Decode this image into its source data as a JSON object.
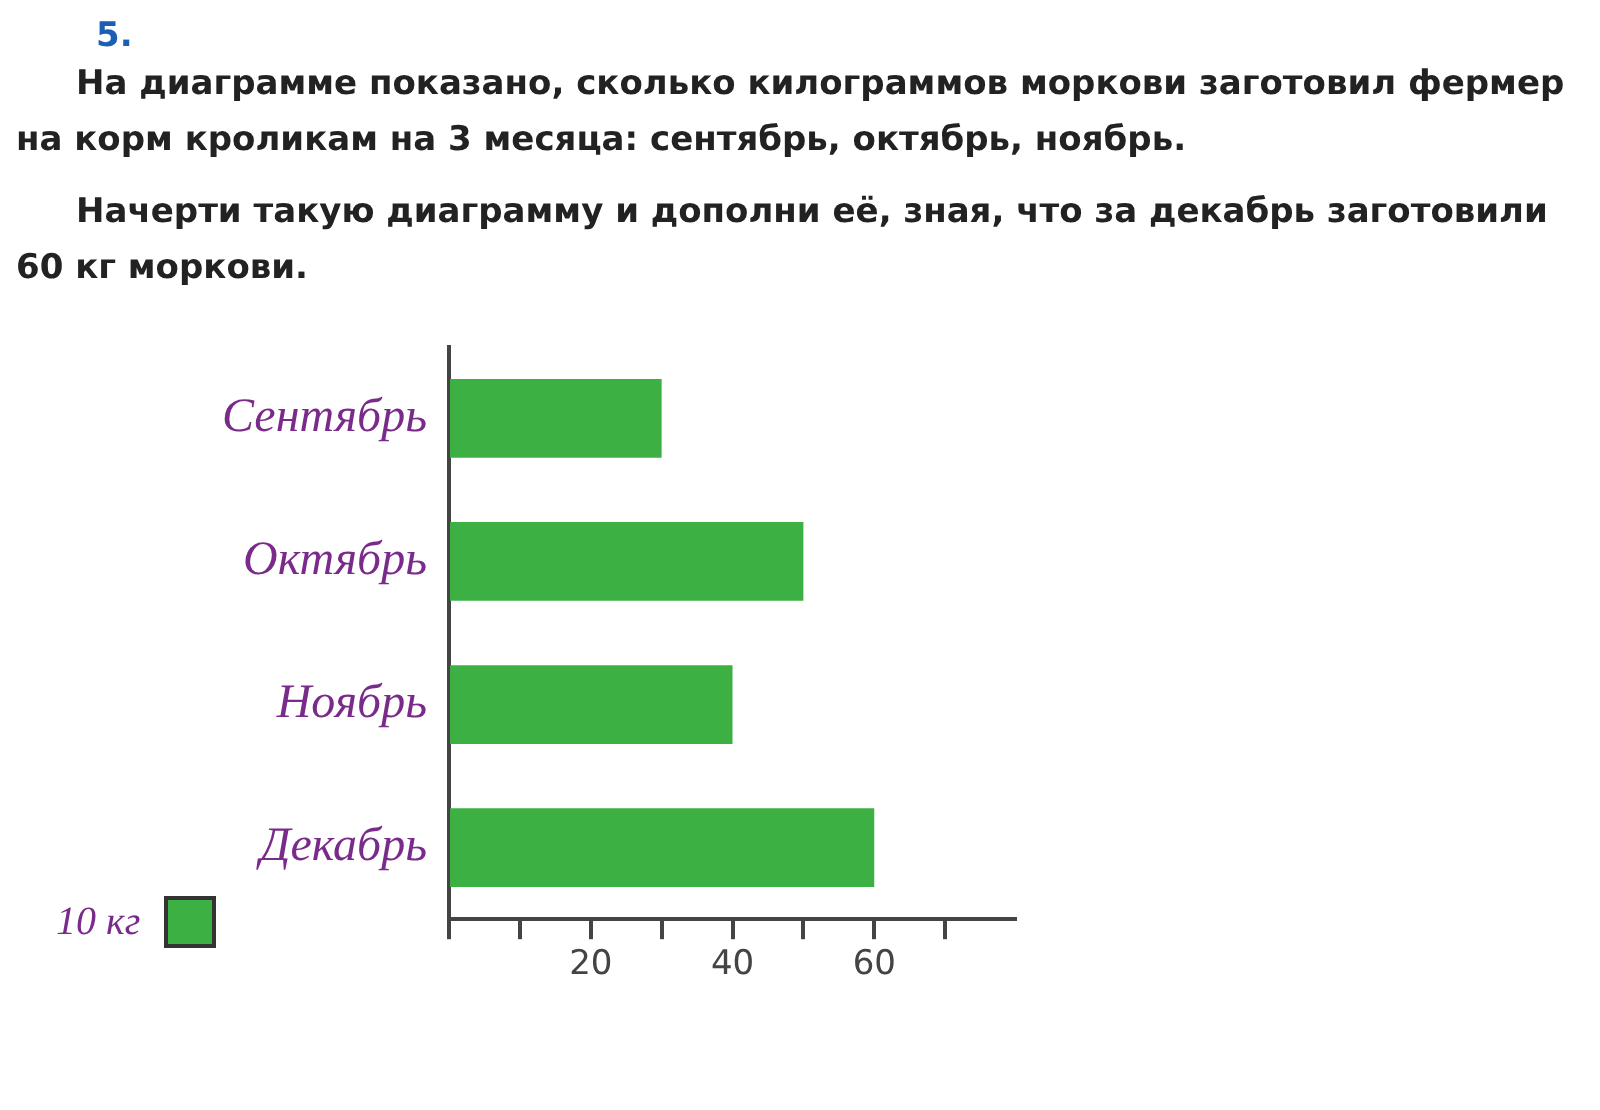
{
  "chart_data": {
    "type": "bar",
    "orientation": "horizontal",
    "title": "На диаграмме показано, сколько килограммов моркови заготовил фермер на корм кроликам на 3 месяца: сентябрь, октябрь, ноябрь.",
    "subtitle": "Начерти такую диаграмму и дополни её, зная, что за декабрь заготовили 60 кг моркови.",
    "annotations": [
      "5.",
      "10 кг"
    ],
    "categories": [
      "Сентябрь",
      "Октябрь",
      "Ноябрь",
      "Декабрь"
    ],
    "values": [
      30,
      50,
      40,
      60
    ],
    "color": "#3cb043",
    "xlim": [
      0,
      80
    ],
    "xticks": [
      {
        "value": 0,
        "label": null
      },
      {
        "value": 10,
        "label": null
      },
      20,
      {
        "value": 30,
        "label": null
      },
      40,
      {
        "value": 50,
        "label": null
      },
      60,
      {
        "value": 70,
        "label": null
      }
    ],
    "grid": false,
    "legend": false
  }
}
===
Problem requirements: Give the data above again in full and unchanged, skipping the pictures.

Answer below:
Decode this image into its source data as a JSON object.
{
  "chart_data": {
    "type": "bar",
    "orientation": "horizontal",
    "title": "На диаграмме показано, сколько килограммов моркови заготовил фермер на корм кроликам на 3 месяца: сентябрь, октябрь, ноябрь.",
    "subtitle": "Начерти такую диаграмму и дополни её, зная, что за декабрь заготовили 60 кг моркови.",
    "annotations": [
      "5.",
      "10 кг"
    ],
    "categories": [
      "Сентябрь",
      "Октябрь",
      "Ноябрь",
      "Декабрь"
    ],
    "values": [
      30,
      50,
      40,
      60
    ],
    "color": "#3cb043",
    "xlim": [
      0,
      80
    ],
    "xticks": [
      {
        "value": 0,
        "label": null
      },
      {
        "value": 10,
        "label": null
      },
      20,
      {
        "value": 30,
        "label": null
      },
      40,
      {
        "value": 50,
        "label": null
      },
      60,
      {
        "value": 70,
        "label": null
      }
    ],
    "grid": false,
    "legend": false
  }
}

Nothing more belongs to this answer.